## [Information shown]
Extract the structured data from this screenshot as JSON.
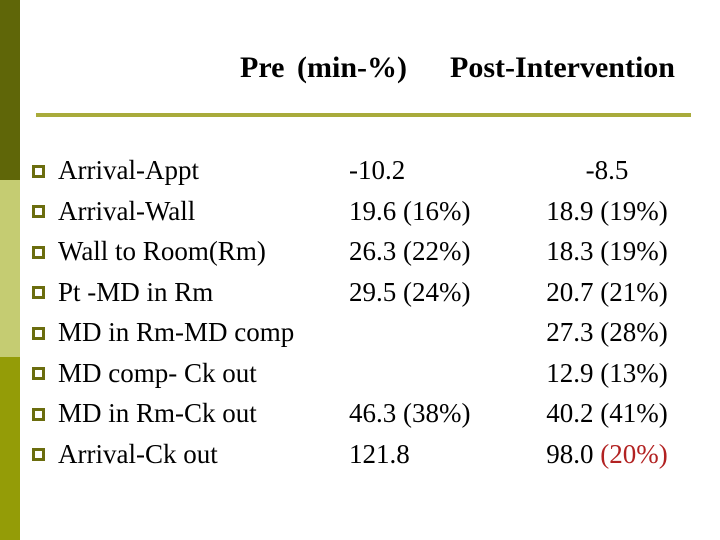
{
  "title": {
    "pre_label": "Pre",
    "unit_label": "(min-%)",
    "post_label": "Post-Intervention"
  },
  "rows": [
    {
      "label": "Arrival-Appt",
      "pre": "-10.2",
      "post": "-8.5",
      "post_red": ""
    },
    {
      "label": "Arrival-Wall",
      "pre": "19.6 (16%)",
      "post": "18.9 (19%)",
      "post_red": ""
    },
    {
      "label": "Wall to Room(Rm)",
      "pre": "26.3 (22%)",
      "post": "18.3 (19%)",
      "post_red": ""
    },
    {
      "label": "Pt -MD in Rm",
      "pre": "29.5 (24%)",
      "post": "20.7 (21%)",
      "post_red": ""
    },
    {
      "label": "MD in Rm-MD comp",
      "pre": "",
      "post": "27.3 (28%)",
      "post_red": ""
    },
    {
      "label": "MD comp- Ck out",
      "pre": "",
      "post": "12.9 (13%)",
      "post_red": ""
    },
    {
      "label": "MD in Rm-Ck out",
      "pre": "46.3 (38%)",
      "post": "40.2 (41%)",
      "post_red": ""
    },
    {
      "label": "Arrival-Ck out",
      "pre": "121.8",
      "post": "98.0",
      "post_red": "(20%)"
    }
  ],
  "colors": {
    "accent_bar_top": "#5f6608",
    "accent_bar_middle": "#c5cc72",
    "accent_bar_bottom": "#949c07",
    "underline": "#a9ab3b",
    "bullet_outline": "#6b6d0e",
    "highlight_red": "#b22222",
    "text": "#000000"
  }
}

## [Instruction]
Reproduce all the records verbatim, excluding images.

## [Answer to this task]
Extract the structured data from this screenshot as JSON.
{
  "title": {
    "pre_label": "Pre",
    "unit_label": "(min-%)",
    "post_label": "Post-Intervention"
  },
  "rows": [
    {
      "label": "Arrival-Appt",
      "pre": "-10.2",
      "post": "-8.5",
      "post_red": ""
    },
    {
      "label": "Arrival-Wall",
      "pre": "19.6 (16%)",
      "post": "18.9 (19%)",
      "post_red": ""
    },
    {
      "label": "Wall to Room(Rm)",
      "pre": "26.3 (22%)",
      "post": "18.3 (19%)",
      "post_red": ""
    },
    {
      "label": "Pt -MD in Rm",
      "pre": "29.5 (24%)",
      "post": "20.7 (21%)",
      "post_red": ""
    },
    {
      "label": "MD in Rm-MD comp",
      "pre": "",
      "post": "27.3 (28%)",
      "post_red": ""
    },
    {
      "label": "MD comp- Ck out",
      "pre": "",
      "post": "12.9 (13%)",
      "post_red": ""
    },
    {
      "label": "MD in Rm-Ck out",
      "pre": "46.3 (38%)",
      "post": "40.2 (41%)",
      "post_red": ""
    },
    {
      "label": "Arrival-Ck out",
      "pre": "121.8",
      "post": "98.0",
      "post_red": "(20%)"
    }
  ],
  "colors": {
    "accent_bar_top": "#5f6608",
    "accent_bar_middle": "#c5cc72",
    "accent_bar_bottom": "#949c07",
    "underline": "#a9ab3b",
    "bullet_outline": "#6b6d0e",
    "highlight_red": "#b22222",
    "text": "#000000"
  }
}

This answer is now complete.